* Objective *
Using the material below, work out how many lines contain the word "DESTINATARIO". Reply with the number and nothing more.

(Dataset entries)
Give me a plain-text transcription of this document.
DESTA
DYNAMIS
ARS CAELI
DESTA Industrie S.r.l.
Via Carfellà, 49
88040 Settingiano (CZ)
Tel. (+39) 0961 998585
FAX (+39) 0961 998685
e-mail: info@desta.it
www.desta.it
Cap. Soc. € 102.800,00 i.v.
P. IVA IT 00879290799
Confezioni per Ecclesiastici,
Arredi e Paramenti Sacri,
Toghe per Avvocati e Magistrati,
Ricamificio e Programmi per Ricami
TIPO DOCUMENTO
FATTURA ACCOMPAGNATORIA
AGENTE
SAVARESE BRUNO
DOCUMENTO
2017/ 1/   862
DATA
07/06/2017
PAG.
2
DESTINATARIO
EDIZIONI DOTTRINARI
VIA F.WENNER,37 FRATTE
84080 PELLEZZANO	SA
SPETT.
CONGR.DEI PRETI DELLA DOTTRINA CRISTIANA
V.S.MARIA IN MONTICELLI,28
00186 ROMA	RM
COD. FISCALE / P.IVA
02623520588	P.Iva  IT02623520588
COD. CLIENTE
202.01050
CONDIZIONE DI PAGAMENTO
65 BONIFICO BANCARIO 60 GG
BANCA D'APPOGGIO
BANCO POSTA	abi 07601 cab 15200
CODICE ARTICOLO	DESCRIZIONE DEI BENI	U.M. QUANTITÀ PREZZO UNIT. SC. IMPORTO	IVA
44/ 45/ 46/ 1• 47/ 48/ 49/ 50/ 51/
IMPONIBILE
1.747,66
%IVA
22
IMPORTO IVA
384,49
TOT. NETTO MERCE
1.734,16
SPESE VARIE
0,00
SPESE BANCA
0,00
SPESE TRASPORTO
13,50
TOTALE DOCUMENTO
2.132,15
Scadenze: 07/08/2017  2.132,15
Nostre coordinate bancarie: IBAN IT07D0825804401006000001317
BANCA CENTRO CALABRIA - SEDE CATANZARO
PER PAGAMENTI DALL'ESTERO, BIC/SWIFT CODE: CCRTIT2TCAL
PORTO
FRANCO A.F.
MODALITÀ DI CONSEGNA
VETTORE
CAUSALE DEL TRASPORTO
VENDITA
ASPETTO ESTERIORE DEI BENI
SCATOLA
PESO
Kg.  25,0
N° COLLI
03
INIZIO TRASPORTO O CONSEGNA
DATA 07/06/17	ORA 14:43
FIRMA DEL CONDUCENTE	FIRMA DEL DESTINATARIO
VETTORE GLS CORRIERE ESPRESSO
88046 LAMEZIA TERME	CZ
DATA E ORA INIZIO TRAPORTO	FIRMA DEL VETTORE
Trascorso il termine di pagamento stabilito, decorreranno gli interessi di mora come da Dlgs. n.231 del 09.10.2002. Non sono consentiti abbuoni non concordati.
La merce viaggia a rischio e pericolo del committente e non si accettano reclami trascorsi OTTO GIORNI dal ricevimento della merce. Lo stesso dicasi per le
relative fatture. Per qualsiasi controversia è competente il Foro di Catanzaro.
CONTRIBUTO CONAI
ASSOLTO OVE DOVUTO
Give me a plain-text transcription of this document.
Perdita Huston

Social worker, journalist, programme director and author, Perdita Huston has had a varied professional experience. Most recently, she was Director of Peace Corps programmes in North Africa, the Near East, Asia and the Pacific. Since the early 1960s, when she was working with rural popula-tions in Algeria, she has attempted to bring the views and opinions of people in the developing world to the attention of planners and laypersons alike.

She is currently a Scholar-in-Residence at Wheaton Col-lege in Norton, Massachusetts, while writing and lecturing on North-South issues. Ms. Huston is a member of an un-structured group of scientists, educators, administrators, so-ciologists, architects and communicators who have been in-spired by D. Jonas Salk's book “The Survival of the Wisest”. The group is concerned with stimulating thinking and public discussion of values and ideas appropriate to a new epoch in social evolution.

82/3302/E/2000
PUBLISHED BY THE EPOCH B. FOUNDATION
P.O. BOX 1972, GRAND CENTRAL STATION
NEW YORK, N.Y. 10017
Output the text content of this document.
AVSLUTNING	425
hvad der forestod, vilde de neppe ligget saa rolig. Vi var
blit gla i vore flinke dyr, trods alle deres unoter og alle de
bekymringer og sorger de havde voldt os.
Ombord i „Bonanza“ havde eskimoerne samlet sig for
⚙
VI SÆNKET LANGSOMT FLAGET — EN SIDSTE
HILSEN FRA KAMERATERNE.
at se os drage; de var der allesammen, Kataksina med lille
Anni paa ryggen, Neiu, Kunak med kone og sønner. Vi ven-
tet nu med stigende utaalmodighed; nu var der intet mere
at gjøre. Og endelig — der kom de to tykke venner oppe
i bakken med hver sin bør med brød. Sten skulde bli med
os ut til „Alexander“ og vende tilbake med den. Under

* Output below *
2